| Problem description |
Return a copy of each line that holds the string "本文件中".

| Information provided |
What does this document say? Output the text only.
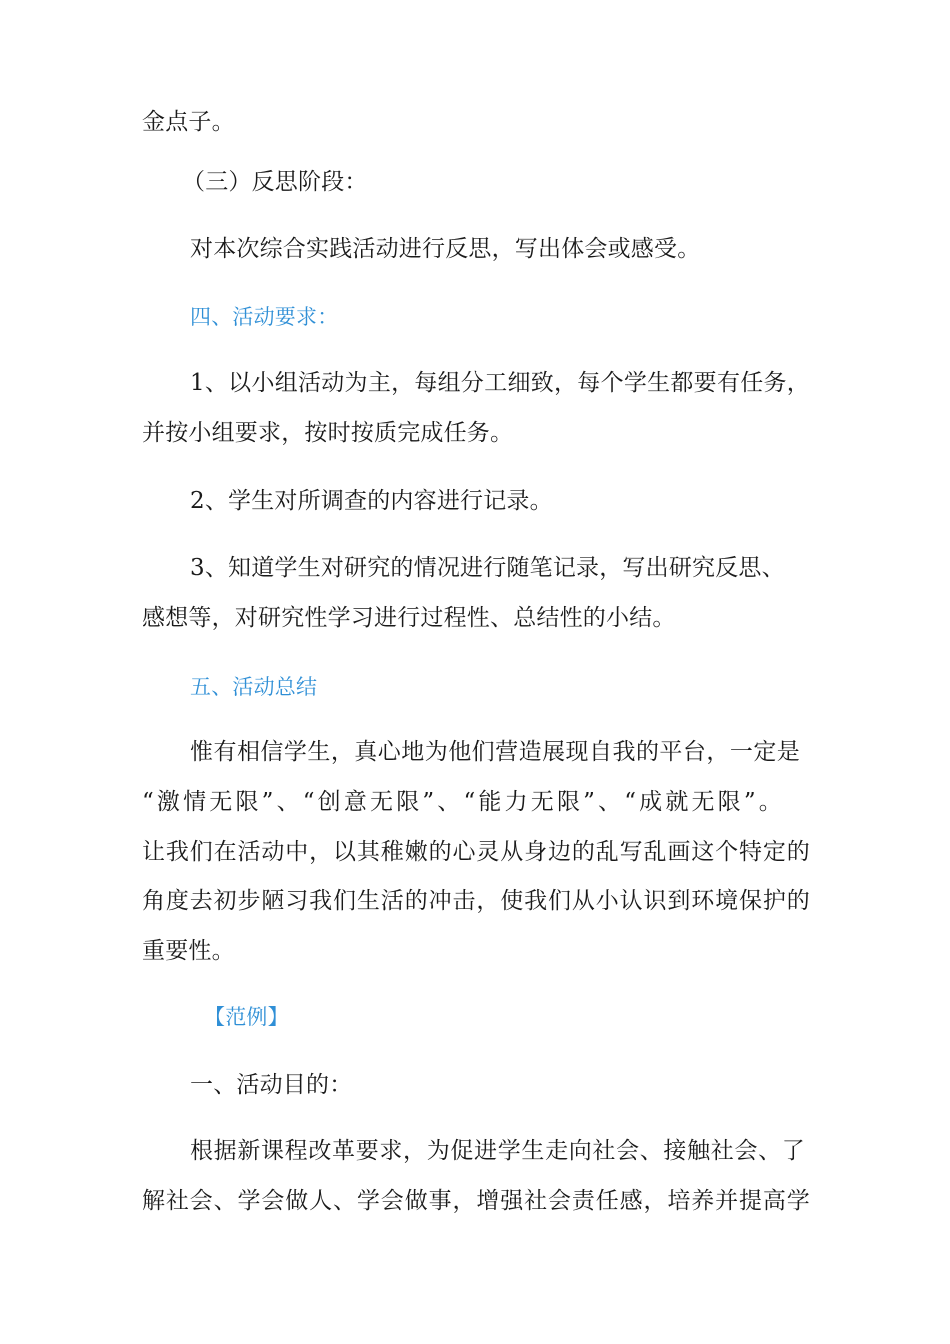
金点子。
（三）反思阶段：
对本次综合实践活动进行反思，写出体会或感受。
四、活动要求：
1、以小组活动为主，每组分工细致，每个学生都要有任务，
并按小组要求，按时按质完成任务。
2、学生对所调查的内容进行记录。
3、知道学生对研究的情况进行随笔记录，写出研究反思、
感想等，对研究性学习进行过程性、总结性的小结。
五、活动总结
惟有相信学生，真心地为他们营造展现自我的平台，一定是
“激情无限”、“创意无限”、“能力无限”、“成就无限”。
让我们在活动中，以其稚嫩的心灵从身边的乱写乱画这个特定的
角度去初步陋习我们生活的冲击，使我们从小认识到环境保护的
重要性。
【范例】
一、活动目的：
根据新课程改革要求，为促进学生走向社会、接触社会、了
解社会、学会做人、学会做事，增强社会责任感，培养并提高学
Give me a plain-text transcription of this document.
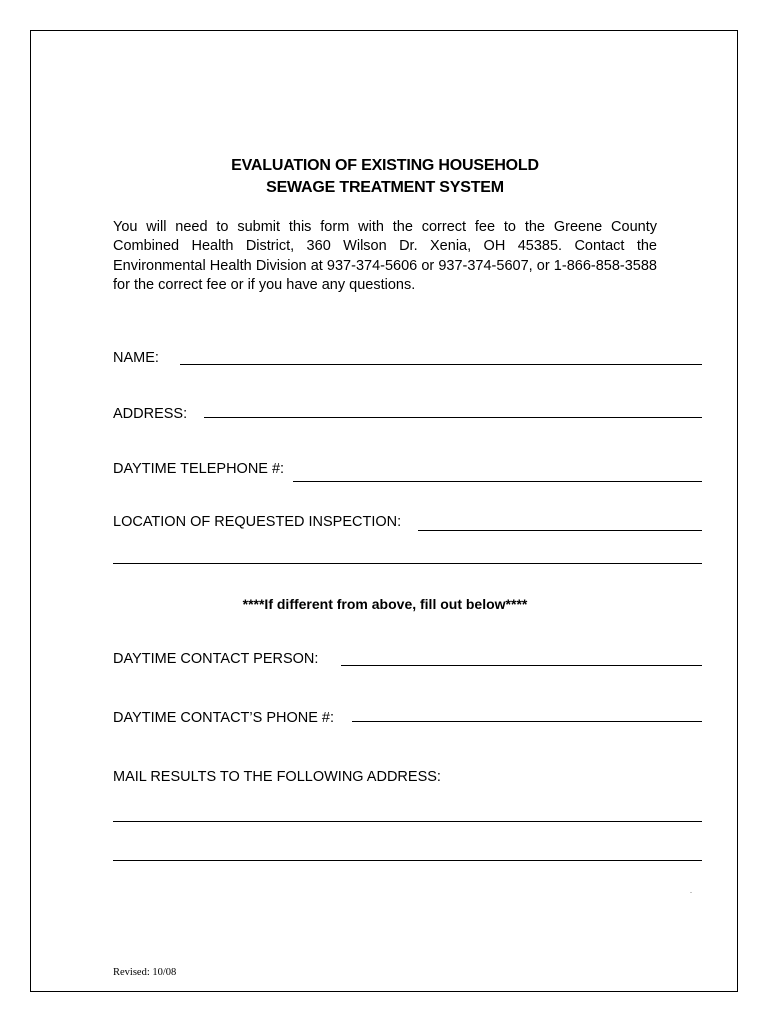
EVALUATION OF EXISTING HOUSEHOLD
SEWAGE TREATMENT SYSTEM

You will need to submit this form with the correct fee to the Greene County Combined Health District, 360 Wilson Dr. Xenia, OH 45385. Contact the Environmental Health Division at 937-374-5606 or 937-374-5607, or 1-866-858-3588 for the correct fee or if you have any questions.

NAME:
ADDRESS:
DAYTIME TELEPHONE #:
LOCATION OF REQUESTED INSPECTION:
****If different from above, fill out below****
DAYTIME CONTACT PERSON:
DAYTIME CONTACT’S PHONE #:
MAIL RESULTS TO THE FOLLOWING ADDRESS:
.
Revised: 10/08
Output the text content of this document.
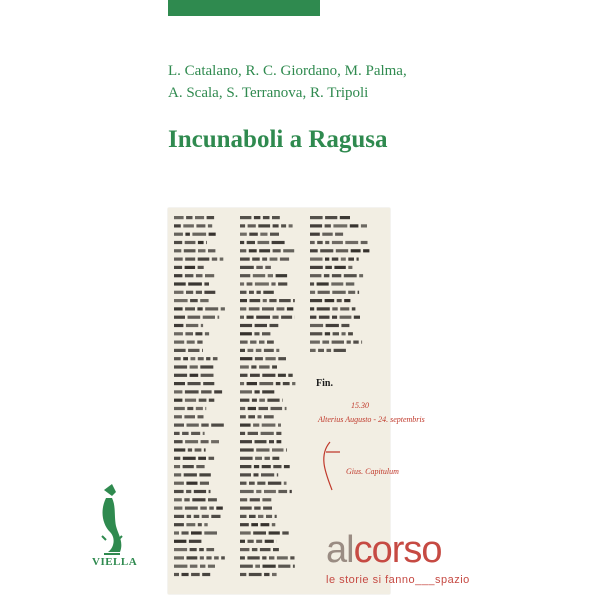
L. Catalano, R. C. Giordano, M. Palma,
A. Scala, S. Terranova, R. Tripoli
Incunaboli a Ragusa
Fin.
15.30
Alterius Augusto - 24. septembris
Gius. Capitulum
VIELLA	alcorso
le storie si fanno___spazio
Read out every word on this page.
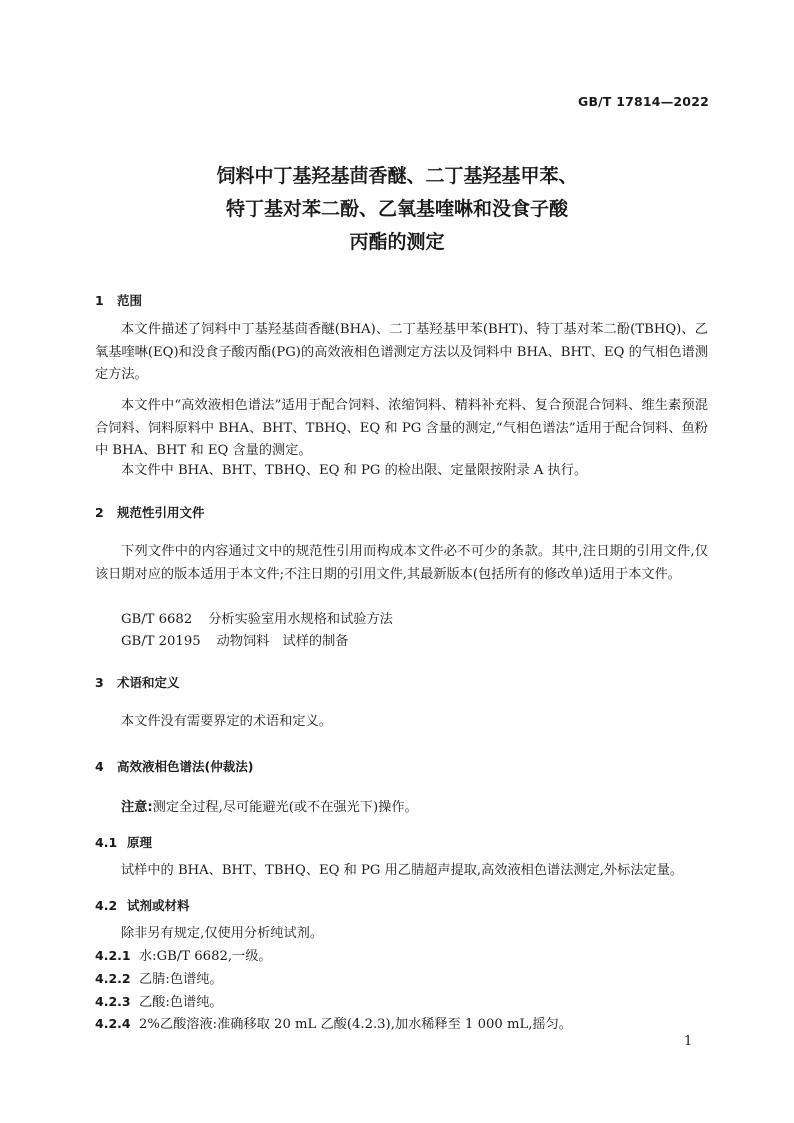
GB/T 17814—2022
饲料中丁基羟基茴香醚、二丁基羟基甲苯、
特丁基对苯二酚、乙氧基喹啉和没食子酸
丙酯的测定
1 范围

本文件描述了饲料中丁基羟基茴香醚(BHA)、二丁基羟基甲苯(BHT)、特丁基对苯二酚(TBHQ)、乙氧基喹啉(EQ)和没食子酸丙酯(PG)的高效液相色谱测定方法以及饲料中 BHA、BHT、EQ 的气相色谱测定方法。

本文件中“高效液相色谱法”适用于配合饲料、浓缩饲料、精料补充料、复合预混合饲料、维生素预混合饲料、饲料原料中 BHA、BHT、TBHQ、EQ 和 PG 含量的测定,“气相色谱法”适用于配合饲料、鱼粉中 BHA、BHT 和 EQ 含量的测定。

本文件中 BHA、BHT、TBHQ、EQ 和 PG 的检出限、定量限按附录 A 执行。

2 规范性引用文件

下列文件中的内容通过文中的规范性引用而构成本文件必不可少的条款。其中,注日期的引用文件,仅该日期对应的版本适用于本文件;不注日期的引用文件,其最新版本(包括所有的修改单)适用于本文件。

GB/T 6682 分析实验室用水规格和试验方法
GB/T 20195 动物饲料　试样的制备
3 术语和定义

本文件没有需要界定的术语和定义。

4 高效液相色谱法(仲裁法)
注意:测定全过程,尽可能避光(或不在强光下)操作。
4.1 原理

试样中的 BHA、BHT、TBHQ、EQ 和 PG 用乙腈超声提取,高效液相色谱法测定,外标法定量。

4.2 试剂或材料

除非另有规定,仅使用分析纯试剂。

4.2.1 水:GB/T 6682,一级。
4.2.2 乙腈:色谱纯。
4.2.3 乙酸:色谱纯。
4.2.4 2%乙酸溶液:准确移取 20 mL 乙酸(4.2.3),加水稀释至 1 000 mL,摇匀。
1
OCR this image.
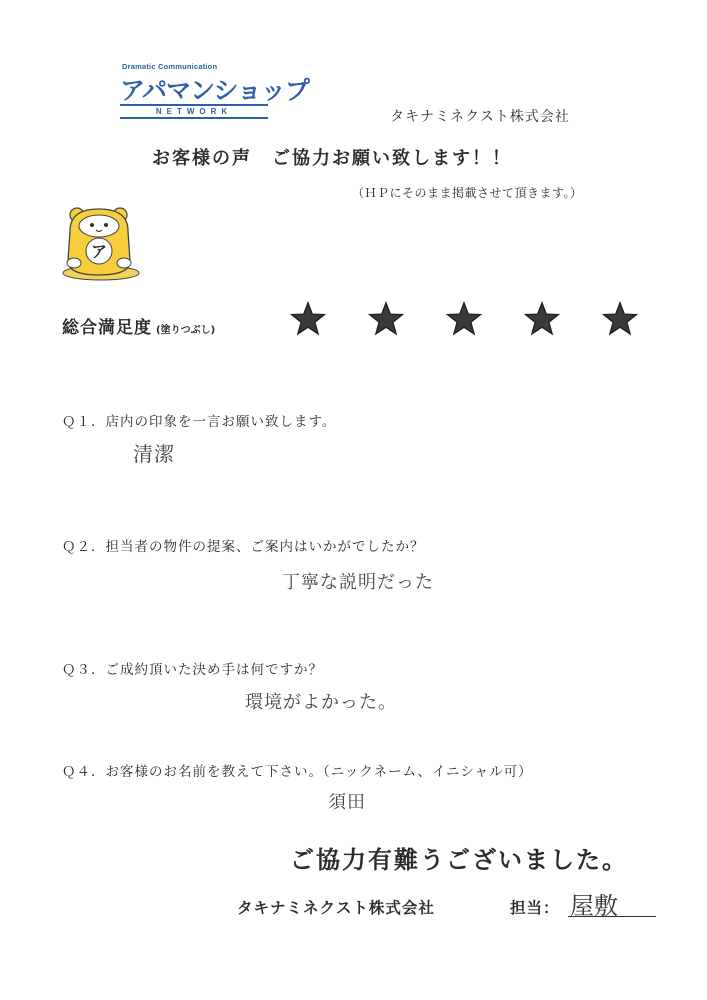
Dramatic Communication
アパマンショップ
NETWORK	タキナミネクスト株式会社
お客様の声　ご協力お願い致します！！
（ＨＰにそのまま掲載させて頂きます。）
ア
総合満足度 (塗りつぶし)
Ｑ１．店内の印象を一言お願い致します。
清潔
Ｑ２．担当者の物件の提案、ご案内はいかがでしたか？
丁寧な説明だった
Ｑ３．ご成約頂いた決め手は何ですか？
環境がよかった。
Ｑ４．お客様のお名前を教えて下さい。（ニックネーム、イニシャル可）
須田
ご協力有難うございました。
タキナミネクスト株式会社	担当： 屋敷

| Solution for this problem |
本文件中“高效液相色谱法”适用于配合饲料、浓缩饲料、精料补充料、复合预混合饲料、维生素预混合饲料、饲料原料中 BHA、BHT、TBHQ、EQ 和 PG 含量的测定,“气相色谱法”适用于配合饲料、鱼粉中 BHA、BHT 和 EQ 含量的测定。
本文件中 BHA、BHT、TBHQ、EQ 和 PG 的检出限、定量限按附录 A 执行。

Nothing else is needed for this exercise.